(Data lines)
-*-
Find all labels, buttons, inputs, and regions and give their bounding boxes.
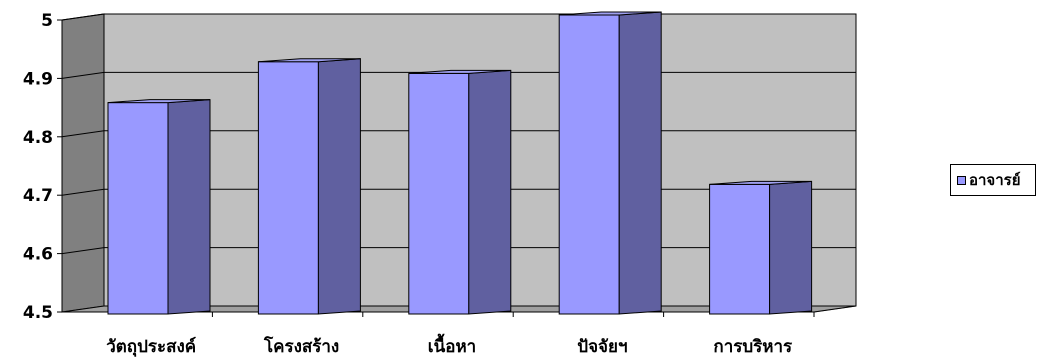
y-tick-label: 4.8 (23, 128, 53, 148)
chart-bars (107, 11, 813, 315)
y-tick-label: 4.7 (23, 186, 53, 206)
gridline-side (61, 188, 105, 196)
bar-front (107, 102, 169, 315)
y-axis-ticks: 4.5 4.6 4.7 4.8 4.9 5 (23, 11, 53, 323)
side-wall (61, 13, 105, 313)
x-category-label: วัตถุประสงค์ (106, 336, 196, 357)
bar-top (408, 69, 511, 74)
bar-top (559, 11, 662, 16)
gridline-side (61, 71, 105, 79)
legend-label: อาจารย์ (969, 171, 1021, 189)
gridline-side (61, 247, 105, 255)
bar-front (257, 61, 319, 315)
bar-side (618, 11, 662, 315)
gridline-side (61, 13, 105, 21)
x-axis-labels: วัตถุประสงค์ โครงสร้าง เนื้อหา ปัจจัยฯ การบร… (106, 333, 793, 357)
y-tick-label: 4.9 (23, 69, 53, 89)
gridline-side (61, 130, 105, 138)
bar-top (107, 99, 211, 104)
legend: อาจารย์ (950, 164, 1036, 196)
bar-top (258, 58, 361, 63)
bar-front (408, 72, 470, 315)
y-tick-label: 4.6 (23, 245, 53, 265)
x-category-label: โครงสร้าง (263, 336, 339, 357)
legend-swatch (957, 175, 966, 185)
bar-top (709, 180, 812, 185)
bar-side (167, 99, 211, 315)
bar-side (769, 180, 813, 315)
bar-front (709, 183, 771, 315)
y-tick-label: 5 (41, 11, 53, 31)
x-category-label: การบริหาร (713, 337, 793, 357)
gridline-side (61, 305, 105, 313)
x-axis-end (813, 305, 857, 313)
x-category-label: เนื้อหา (428, 333, 476, 357)
bar-side (317, 58, 361, 315)
x-category-label: ปัจจัยฯ (577, 337, 627, 357)
bar-front (558, 14, 620, 315)
bar-side (468, 69, 512, 315)
y-tick-label: 4.5 (23, 303, 53, 323)
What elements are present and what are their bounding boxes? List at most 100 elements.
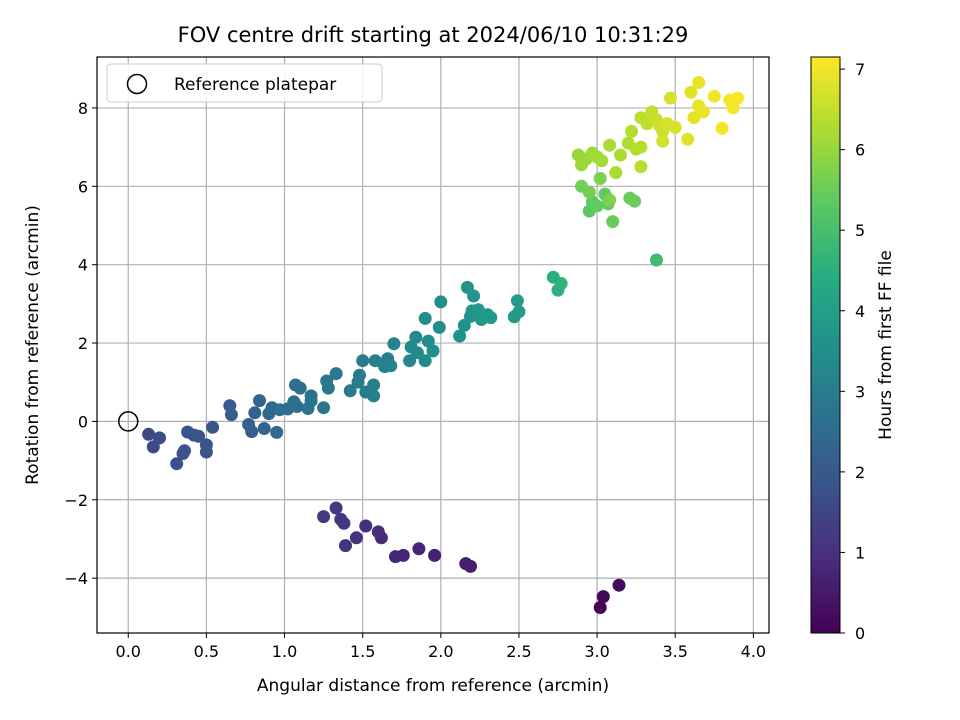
- y-tick-label: 2: [78, 334, 88, 353]
- data-point: [353, 368, 366, 382]
- data-point: [593, 601, 607, 614]
- data-point: [593, 172, 607, 185]
- data-point: [628, 194, 642, 208]
- data-point: [371, 525, 385, 539]
- data-point: [418, 354, 432, 368]
- data-point: [410, 346, 424, 360]
- legend: Reference platepar: [106, 63, 383, 103]
- data-point: [434, 295, 448, 309]
- data-point: [349, 531, 363, 545]
- data-point: [595, 154, 609, 168]
- y-axis-label: Rotation from reference (arcmin): [23, 205, 43, 485]
- x-tick-label: 2.0: [428, 642, 453, 661]
- legend-label: Reference platepar: [174, 75, 336, 95]
- data-point: [453, 329, 467, 343]
- colorbar-tick-label: 2: [855, 463, 865, 482]
- colorbar-tick-label: 0: [855, 624, 865, 643]
- data-point: [389, 550, 402, 564]
- colorbar-tick-label: 6: [855, 141, 865, 160]
- data-point: [317, 401, 331, 415]
- data-point: [290, 400, 304, 413]
- data-point: [329, 367, 343, 381]
- data-point: [428, 548, 442, 562]
- reference-point: [118, 411, 139, 432]
- data-point: [512, 305, 526, 319]
- colorbar-tick-label: 7: [855, 60, 865, 79]
- x-tick-label: 3.5: [663, 642, 688, 661]
- data-point: [257, 422, 271, 435]
- data-point: [582, 185, 596, 199]
- y-tick-label: −2: [64, 491, 88, 510]
- data-point: [464, 559, 477, 573]
- x-tick-label: 2.5: [506, 642, 531, 661]
- y-tick-label: 0: [78, 412, 88, 431]
- x-tick-label: 1.5: [350, 642, 375, 661]
- x-tick-label: 0.5: [194, 642, 219, 661]
- data-point: [731, 91, 745, 105]
- data-point: [359, 519, 373, 533]
- colorbar-tick-label: 3: [855, 382, 865, 401]
- data-point: [484, 311, 498, 325]
- data-point: [554, 277, 568, 290]
- data-point: [142, 427, 156, 441]
- y-tick-label: −4: [64, 569, 88, 588]
- data-point: [368, 354, 382, 368]
- data-point: [603, 193, 617, 207]
- data-point: [650, 253, 663, 267]
- data-point: [178, 444, 191, 458]
- y-tick-label: 4: [78, 256, 88, 275]
- data-point: [614, 148, 627, 162]
- x-axis-label: Angular distance from reference (arcmin): [257, 676, 609, 696]
- data-point: [253, 394, 266, 408]
- data-point: [590, 199, 604, 213]
- data-point: [668, 121, 682, 134]
- data-point: [634, 140, 648, 154]
- data-point: [224, 408, 238, 422]
- colorbar: 0 1 2 3 4 5 6 7 Hours from first FF file: [810, 56, 896, 643]
- data-point: [634, 160, 648, 174]
- data-point: [339, 539, 352, 553]
- data-point: [170, 457, 184, 471]
- data-point: [612, 578, 626, 592]
- colorbar-gradient: [810, 56, 841, 634]
- legend-reference-marker: [126, 73, 148, 95]
- data-point: [596, 590, 610, 604]
- colorbar-ticks: 0 1 2 3 4 5 6 7: [840, 60, 865, 643]
- data-point: [432, 320, 446, 334]
- x-tick-label: 1.0: [272, 642, 297, 661]
- data-points: [142, 76, 745, 614]
- data-point: [715, 121, 729, 135]
- data-point: [387, 337, 401, 351]
- y-tick-label: 8: [78, 99, 88, 118]
- data-point: [192, 429, 206, 443]
- data-point: [692, 76, 706, 89]
- colorbar-tick-label: 1: [855, 543, 865, 562]
- data-point: [656, 134, 670, 148]
- y-axis-ticks: −4 −2 0 2 4 6 8: [64, 99, 97, 588]
- data-point: [412, 542, 426, 556]
- data-point: [343, 384, 357, 398]
- x-tick-label: 3.0: [584, 642, 609, 661]
- data-point: [356, 354, 370, 368]
- legend-box: [106, 63, 383, 103]
- data-point: [426, 344, 440, 358]
- x-axis-ticks: 0.0 0.5 1.0 1.5 2.0 2.5 3.0 3.5 4.0: [116, 633, 766, 661]
- data-point: [206, 420, 220, 434]
- data-point: [293, 381, 307, 395]
- reference-marker: [118, 411, 139, 432]
- colorbar-tick-label: 5: [855, 221, 865, 240]
- colorbar-tick-label: 4: [855, 302, 865, 321]
- data-point: [329, 501, 343, 515]
- data-point: [367, 378, 381, 392]
- data-point: [245, 425, 259, 439]
- data-point: [681, 132, 695, 146]
- data-point: [603, 138, 617, 152]
- data-point: [334, 512, 348, 526]
- data-point: [421, 334, 435, 348]
- data-point: [384, 359, 398, 373]
- data-point: [664, 91, 677, 105]
- data-point: [510, 294, 524, 308]
- data-point: [153, 431, 166, 445]
- data-point: [687, 111, 701, 125]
-*-
### Given request
State how many lines in the material above contain the string "platepar". Reply with the number alone.

### Response for this exercise
2